RECORDS SUPPLIED:
******

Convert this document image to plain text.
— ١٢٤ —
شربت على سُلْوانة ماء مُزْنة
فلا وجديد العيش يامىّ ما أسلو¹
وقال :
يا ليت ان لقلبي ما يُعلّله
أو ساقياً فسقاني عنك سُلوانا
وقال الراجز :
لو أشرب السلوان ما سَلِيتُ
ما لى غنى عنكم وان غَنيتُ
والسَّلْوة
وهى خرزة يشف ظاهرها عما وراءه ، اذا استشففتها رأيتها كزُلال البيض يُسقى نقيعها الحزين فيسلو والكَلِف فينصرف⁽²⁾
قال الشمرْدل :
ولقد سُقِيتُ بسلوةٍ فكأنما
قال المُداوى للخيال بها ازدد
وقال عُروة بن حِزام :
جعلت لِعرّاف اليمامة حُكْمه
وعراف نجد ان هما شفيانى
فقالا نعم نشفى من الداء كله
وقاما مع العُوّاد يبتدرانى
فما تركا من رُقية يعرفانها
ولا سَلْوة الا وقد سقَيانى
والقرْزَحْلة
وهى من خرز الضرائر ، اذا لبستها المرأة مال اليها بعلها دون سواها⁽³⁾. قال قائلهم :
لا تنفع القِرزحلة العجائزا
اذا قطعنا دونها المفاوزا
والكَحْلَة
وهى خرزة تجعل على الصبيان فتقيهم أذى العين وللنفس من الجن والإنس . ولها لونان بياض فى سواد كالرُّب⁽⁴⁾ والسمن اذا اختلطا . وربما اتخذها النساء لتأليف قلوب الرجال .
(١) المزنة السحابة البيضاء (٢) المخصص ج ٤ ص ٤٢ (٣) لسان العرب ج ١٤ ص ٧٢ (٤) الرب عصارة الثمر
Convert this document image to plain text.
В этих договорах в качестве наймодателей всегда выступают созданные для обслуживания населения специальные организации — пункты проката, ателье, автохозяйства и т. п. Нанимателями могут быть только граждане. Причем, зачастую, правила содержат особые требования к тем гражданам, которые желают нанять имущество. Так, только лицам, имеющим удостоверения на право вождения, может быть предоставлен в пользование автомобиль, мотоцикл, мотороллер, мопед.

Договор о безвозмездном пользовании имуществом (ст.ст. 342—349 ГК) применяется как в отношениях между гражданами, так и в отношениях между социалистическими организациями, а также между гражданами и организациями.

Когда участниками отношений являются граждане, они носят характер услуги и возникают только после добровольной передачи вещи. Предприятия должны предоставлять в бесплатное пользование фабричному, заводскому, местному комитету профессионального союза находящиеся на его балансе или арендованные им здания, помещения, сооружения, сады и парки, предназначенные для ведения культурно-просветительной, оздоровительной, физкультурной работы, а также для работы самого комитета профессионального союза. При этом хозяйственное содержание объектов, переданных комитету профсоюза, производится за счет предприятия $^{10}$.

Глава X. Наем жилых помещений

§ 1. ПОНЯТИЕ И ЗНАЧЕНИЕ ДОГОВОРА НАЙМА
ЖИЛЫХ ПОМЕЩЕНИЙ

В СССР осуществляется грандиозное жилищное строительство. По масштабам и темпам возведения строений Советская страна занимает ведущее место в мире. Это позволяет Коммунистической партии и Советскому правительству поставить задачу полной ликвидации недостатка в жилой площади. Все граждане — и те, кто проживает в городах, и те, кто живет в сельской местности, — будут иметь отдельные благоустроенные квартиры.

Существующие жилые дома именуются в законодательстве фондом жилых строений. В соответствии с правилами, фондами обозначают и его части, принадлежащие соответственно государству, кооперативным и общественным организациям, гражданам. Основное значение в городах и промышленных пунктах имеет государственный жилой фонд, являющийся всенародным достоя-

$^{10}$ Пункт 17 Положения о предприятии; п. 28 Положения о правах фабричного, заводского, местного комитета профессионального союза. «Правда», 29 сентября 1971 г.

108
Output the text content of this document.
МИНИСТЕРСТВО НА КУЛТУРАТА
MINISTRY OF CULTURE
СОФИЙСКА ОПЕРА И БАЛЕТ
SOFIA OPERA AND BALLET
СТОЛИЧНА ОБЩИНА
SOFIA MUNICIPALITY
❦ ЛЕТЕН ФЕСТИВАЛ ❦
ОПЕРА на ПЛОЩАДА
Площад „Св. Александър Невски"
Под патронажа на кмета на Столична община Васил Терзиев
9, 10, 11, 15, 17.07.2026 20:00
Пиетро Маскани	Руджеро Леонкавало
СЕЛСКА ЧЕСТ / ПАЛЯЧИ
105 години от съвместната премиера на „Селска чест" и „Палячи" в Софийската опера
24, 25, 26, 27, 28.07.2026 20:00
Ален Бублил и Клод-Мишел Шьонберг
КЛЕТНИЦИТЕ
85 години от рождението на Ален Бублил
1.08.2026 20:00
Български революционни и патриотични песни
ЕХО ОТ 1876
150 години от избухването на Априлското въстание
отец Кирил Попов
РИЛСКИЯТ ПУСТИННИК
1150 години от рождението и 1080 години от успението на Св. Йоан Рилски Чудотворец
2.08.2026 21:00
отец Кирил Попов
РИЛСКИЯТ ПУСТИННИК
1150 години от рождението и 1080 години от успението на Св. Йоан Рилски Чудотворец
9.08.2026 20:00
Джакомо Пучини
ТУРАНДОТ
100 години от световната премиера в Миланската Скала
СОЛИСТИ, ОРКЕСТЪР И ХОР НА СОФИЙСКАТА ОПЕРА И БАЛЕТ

******

YOUR GOAL: Take each line containing the string "премиера" and copy it out.

RESULT OF THIS TASK:
105 години от съвместната премиера на „Селска чест" и „Палячи" в Софийската опера
100 години от световната премиера в Миланската Скала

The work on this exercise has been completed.